Written problem – Copy whichever lines contain the string "screenshot".

(Dataset rows)
(begin)
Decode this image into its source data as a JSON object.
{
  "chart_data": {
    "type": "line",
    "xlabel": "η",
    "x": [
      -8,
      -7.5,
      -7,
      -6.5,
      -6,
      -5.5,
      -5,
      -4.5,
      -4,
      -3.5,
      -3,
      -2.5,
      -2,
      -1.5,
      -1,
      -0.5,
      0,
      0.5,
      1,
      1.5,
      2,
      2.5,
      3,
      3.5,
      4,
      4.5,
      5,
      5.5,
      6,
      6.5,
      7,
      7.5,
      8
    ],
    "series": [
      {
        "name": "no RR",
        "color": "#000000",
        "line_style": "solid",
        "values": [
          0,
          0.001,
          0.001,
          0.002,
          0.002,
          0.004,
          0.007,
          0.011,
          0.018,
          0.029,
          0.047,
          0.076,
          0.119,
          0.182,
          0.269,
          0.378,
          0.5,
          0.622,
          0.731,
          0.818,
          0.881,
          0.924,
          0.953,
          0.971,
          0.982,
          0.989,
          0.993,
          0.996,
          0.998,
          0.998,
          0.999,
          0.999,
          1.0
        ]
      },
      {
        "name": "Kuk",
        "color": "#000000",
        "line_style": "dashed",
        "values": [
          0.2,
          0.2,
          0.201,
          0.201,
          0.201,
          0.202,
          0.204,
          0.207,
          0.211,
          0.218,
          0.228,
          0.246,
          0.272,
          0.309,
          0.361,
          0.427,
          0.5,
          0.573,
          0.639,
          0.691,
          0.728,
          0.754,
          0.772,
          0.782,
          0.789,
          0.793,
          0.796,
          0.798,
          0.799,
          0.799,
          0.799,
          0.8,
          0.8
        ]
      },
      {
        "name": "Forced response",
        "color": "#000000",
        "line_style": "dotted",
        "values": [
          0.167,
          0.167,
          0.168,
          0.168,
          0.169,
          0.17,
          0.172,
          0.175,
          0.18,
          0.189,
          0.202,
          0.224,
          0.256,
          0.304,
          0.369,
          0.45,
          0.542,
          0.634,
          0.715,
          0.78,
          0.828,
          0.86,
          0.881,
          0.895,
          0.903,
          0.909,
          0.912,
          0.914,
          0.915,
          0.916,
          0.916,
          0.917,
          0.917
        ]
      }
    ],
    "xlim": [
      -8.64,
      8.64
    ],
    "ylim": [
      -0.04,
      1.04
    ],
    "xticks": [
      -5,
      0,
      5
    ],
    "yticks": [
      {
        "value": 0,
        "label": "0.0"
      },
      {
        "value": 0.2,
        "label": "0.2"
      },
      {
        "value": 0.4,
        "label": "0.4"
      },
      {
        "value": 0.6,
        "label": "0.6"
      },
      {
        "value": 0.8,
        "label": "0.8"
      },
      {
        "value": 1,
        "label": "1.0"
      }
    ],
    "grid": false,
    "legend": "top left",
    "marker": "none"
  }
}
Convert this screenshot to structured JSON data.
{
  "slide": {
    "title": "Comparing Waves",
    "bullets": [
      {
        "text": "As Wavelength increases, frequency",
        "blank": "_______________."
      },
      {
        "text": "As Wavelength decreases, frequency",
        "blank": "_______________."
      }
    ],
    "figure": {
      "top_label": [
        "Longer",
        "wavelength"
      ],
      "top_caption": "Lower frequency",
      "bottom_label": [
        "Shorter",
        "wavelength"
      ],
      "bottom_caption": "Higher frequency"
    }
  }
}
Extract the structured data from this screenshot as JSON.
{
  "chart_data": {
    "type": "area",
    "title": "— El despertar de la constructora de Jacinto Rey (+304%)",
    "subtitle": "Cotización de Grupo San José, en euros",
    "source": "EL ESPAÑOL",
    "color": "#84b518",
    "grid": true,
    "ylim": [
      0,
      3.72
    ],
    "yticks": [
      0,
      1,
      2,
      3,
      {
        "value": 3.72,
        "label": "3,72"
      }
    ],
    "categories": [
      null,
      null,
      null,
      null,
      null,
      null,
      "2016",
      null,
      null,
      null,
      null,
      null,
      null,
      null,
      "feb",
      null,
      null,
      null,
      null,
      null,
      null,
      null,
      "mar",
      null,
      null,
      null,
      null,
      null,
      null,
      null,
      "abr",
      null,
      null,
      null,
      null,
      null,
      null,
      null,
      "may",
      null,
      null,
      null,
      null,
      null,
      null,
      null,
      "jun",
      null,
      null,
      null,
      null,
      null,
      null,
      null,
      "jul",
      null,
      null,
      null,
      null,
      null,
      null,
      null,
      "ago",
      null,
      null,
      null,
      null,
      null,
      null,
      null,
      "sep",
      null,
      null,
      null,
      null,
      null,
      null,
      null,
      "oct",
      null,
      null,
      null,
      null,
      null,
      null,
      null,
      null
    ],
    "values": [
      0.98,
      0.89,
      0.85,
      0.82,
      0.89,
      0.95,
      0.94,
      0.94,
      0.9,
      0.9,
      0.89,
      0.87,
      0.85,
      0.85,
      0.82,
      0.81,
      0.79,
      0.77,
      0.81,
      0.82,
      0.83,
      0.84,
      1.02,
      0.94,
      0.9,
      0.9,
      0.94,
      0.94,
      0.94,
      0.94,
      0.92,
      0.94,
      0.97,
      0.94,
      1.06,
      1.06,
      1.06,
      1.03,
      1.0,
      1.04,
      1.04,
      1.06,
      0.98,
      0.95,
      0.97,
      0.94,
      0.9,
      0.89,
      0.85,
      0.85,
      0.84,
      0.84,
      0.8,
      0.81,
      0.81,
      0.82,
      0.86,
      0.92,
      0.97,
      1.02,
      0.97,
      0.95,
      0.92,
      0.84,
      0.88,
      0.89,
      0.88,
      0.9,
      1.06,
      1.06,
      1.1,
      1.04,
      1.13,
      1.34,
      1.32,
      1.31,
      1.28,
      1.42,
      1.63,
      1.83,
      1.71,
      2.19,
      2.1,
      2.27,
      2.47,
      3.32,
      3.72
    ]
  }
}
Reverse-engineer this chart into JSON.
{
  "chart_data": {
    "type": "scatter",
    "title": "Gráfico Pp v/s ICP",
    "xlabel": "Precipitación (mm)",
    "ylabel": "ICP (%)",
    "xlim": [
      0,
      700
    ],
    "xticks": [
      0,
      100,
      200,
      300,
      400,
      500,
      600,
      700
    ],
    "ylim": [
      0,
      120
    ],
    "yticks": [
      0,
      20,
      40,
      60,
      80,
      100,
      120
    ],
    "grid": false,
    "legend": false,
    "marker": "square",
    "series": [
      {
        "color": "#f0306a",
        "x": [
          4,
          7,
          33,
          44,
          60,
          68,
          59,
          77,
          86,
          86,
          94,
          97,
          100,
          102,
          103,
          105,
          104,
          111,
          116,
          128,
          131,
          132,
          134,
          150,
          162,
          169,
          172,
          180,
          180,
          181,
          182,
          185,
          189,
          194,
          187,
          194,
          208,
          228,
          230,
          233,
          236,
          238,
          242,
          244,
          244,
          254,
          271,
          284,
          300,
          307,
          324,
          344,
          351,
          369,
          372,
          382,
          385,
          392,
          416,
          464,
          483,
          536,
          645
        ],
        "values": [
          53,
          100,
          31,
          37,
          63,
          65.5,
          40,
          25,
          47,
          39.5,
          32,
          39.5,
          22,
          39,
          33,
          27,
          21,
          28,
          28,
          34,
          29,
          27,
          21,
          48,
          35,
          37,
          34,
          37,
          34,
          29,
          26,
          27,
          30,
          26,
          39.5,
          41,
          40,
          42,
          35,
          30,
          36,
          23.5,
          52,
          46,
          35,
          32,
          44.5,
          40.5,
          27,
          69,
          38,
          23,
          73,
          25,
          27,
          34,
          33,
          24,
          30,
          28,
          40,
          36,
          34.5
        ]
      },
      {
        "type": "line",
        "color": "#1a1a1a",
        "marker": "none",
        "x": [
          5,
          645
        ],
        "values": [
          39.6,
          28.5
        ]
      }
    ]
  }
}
(end)
Completed exercise –
Convert this screenshot to structured JSON data.
Extract the structured data from this screenshot as JSON.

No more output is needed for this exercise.